*EXERCISE REQUIREMENTS*. Can you copy the records below word for word, beginning with the first line and stopping after the line that contains "svg-text:LWHE: LWHE [1139,430,1168,446]"?

════════

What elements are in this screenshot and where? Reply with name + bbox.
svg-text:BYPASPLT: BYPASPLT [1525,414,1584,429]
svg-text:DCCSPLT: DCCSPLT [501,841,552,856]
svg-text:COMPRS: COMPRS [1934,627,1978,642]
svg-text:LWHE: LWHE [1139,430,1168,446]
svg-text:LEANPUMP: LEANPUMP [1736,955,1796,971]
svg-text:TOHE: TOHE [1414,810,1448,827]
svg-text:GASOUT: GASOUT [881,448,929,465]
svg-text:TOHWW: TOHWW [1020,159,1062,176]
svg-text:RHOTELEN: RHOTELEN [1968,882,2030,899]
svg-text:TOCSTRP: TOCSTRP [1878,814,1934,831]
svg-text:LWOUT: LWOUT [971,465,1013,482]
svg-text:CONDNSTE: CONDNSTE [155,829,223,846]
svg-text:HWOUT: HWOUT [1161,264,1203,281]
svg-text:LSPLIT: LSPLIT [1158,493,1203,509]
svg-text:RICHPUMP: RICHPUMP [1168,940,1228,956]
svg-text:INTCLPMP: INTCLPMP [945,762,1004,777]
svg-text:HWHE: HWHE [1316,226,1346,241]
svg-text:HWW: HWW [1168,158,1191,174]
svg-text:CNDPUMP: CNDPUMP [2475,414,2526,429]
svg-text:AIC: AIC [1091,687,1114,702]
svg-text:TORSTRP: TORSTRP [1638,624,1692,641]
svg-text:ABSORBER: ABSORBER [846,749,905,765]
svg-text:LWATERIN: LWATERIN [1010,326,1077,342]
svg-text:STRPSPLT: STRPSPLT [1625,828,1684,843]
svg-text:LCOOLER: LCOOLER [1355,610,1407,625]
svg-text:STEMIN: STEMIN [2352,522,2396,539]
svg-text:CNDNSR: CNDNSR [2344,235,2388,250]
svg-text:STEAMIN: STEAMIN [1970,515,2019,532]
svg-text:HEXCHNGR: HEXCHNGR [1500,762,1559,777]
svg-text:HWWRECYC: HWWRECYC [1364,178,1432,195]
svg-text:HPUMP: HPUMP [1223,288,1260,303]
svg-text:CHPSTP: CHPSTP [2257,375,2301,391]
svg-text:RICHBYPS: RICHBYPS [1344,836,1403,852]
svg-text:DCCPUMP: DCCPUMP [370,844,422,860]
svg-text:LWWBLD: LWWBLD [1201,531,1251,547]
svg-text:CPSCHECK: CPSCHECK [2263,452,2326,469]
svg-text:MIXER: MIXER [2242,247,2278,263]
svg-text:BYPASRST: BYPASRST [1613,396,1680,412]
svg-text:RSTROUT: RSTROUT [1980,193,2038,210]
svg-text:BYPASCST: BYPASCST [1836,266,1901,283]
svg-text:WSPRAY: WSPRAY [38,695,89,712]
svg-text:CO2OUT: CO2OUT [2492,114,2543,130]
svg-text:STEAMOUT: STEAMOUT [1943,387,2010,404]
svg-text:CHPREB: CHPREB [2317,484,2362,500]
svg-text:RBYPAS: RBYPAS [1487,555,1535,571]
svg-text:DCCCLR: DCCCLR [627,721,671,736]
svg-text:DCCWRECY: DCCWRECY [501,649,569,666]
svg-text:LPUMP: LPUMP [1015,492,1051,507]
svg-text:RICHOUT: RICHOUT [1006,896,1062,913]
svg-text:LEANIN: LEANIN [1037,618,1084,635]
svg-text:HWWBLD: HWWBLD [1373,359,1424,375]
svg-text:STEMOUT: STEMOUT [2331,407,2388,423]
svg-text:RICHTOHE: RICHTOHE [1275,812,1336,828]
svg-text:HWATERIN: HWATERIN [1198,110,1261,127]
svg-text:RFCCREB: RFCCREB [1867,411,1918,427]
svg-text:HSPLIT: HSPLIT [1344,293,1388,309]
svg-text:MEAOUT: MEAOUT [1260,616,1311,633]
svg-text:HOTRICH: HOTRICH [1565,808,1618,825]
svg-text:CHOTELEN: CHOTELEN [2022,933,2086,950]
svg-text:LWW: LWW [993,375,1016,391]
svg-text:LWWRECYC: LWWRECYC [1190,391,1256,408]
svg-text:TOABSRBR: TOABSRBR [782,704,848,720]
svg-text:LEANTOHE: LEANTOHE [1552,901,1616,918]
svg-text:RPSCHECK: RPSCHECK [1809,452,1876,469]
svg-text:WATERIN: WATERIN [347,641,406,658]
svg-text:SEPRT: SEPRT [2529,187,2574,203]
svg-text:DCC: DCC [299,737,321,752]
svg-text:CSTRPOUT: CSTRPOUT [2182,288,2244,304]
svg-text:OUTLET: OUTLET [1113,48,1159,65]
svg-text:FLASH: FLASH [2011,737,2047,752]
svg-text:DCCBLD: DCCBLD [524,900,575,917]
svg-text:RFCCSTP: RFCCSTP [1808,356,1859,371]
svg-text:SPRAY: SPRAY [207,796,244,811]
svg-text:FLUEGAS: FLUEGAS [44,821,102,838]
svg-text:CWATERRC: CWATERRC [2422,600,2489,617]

════════

*SOLUTION TO THIS EXERCISE*.
What elements are in this screenshot and where? Reply with name + bbox.
svg-text:BYPASPLT: BYPASPLT [1525,414,1584,429]
svg-text:DCCSPLT: DCCSPLT [501,841,552,856]
svg-text:COMPRS: COMPRS [1934,627,1978,642]
svg-text:LWHE: LWHE [1139,430,1168,446]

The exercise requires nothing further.